EXERCISE DESCRIPTION:
Rewrite the data below, substituting "bearing sleeve" for every occurrence of "bearing bush" and leaving everything else unchanged.

ITEMS:
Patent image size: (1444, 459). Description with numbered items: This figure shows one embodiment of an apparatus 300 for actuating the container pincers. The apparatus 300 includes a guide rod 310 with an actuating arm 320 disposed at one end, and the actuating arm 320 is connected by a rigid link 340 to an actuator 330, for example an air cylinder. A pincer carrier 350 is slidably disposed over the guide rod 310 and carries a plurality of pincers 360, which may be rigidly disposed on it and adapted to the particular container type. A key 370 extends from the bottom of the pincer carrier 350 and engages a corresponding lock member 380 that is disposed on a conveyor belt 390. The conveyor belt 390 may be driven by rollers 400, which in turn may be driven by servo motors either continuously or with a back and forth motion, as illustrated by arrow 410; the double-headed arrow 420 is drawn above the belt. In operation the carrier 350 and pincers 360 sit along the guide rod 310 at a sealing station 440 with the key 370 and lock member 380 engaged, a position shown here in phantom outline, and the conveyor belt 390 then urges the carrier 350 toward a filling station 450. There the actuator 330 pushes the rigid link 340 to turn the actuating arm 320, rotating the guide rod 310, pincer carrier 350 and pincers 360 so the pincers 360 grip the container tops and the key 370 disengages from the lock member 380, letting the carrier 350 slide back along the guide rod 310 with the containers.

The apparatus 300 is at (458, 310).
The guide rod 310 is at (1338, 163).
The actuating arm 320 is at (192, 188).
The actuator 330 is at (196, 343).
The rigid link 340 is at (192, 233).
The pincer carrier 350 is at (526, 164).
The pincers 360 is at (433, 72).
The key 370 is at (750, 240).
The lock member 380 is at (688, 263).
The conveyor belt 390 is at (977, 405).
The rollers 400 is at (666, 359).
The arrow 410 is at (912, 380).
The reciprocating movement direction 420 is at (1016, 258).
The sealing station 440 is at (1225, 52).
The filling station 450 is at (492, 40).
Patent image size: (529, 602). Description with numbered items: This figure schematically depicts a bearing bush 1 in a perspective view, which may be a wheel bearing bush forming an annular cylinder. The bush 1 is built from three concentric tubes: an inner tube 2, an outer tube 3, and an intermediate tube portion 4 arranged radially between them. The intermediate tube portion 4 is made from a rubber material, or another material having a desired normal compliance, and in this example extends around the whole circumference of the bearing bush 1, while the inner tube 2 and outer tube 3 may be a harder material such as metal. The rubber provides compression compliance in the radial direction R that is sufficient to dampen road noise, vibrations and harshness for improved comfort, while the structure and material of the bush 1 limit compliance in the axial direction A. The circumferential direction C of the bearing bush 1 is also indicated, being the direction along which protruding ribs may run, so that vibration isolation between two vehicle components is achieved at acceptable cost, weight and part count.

FULL OUTPUT:
Patent image size: (1444, 459). Description with numbered items: This figure shows one embodiment of an apparatus 300 for actuating the container pincers. The apparatus 300 includes a guide rod 310 with an actuating arm 320 disposed at one end, and the actuating arm 320 is connected by a rigid link 340 to an actuator 330, for example an air cylinder. A pincer carrier 350 is slidably disposed over the guide rod 310 and carries a plurality of pincers 360, which may be rigidly disposed on it and adapted to the particular container type. A key 370 extends from the bottom of the pincer carrier 350 and engages a corresponding lock member 380 that is disposed on a conveyor belt 390. The conveyor belt 390 may be driven by rollers 400, which in turn may be driven by servo motors either continuously or with a back and forth motion, as illustrated by arrow 410; the double-headed arrow 420 is drawn above the belt. In operation the carrier 350 and pincers 360 sit along the guide rod 310 at a sealing station 440 with the key 370 and lock member 380 engaged, a position shown here in phantom outline, and the conveyor belt 390 then urges the carrier 350 toward a filling station 450. There the actuator 330 pushes the rigid link 340 to turn the actuating arm 320, rotating the guide rod 310, pincer carrier 350 and pincers 360 so the pincers 360 grip the container tops and the key 370 disengages from the lock member 380, letting the carrier 350 slide back along the guide rod 310 with the containers.

The apparatus 300 is at (458, 310).
The guide rod 310 is at (1338, 163).
The actuating arm 320 is at (192, 188).
The actuator 330 is at (196, 343).
The rigid link 340 is at (192, 233).
The pincer carrier 350 is at (526, 164).
The pincers 360 is at (433, 72).
The key 370 is at (750, 240).
The lock member 380 is at (688, 263).
The conveyor belt 390 is at (977, 405).
The rollers 400 is at (666, 359).
The arrow 410 is at (912, 380).
The reciprocating movement direction 420 is at (1016, 258).
The sealing station 440 is at (1225, 52).
The filling station 450 is at (492, 40).
Patent image size: (529, 602). Description with numbered items: This figure schematically depicts a bearing sleeve 1 in a perspective view, which may be a wheel bearing sleeve forming an annular cylinder. The bush 1 is built from three concentric tubes: an inner tube 2, an outer tube 3, and an intermediate tube portion 4 arranged radially between them. The intermediate tube portion 4 is made from a rubber material, or another material having a desired normal compliance, and in this example extends around the whole circumference of the bearing sleeve 1, while the inner tube 2 and outer tube 3 may be a harder material such as metal. The rubber provides compression compliance in the radial direction R that is sufficient to dampen road noise, vibrations and harshness for improved comfort, while the structure and material of the bush 1 limit compliance in the axial direction A. The circumferential direction C of the bearing sleeve 1 is also indicated, being the direction along which protruding ribs may run, so that vibration isolation between two vehicle components is achieved at acceptable cost, weight and part count.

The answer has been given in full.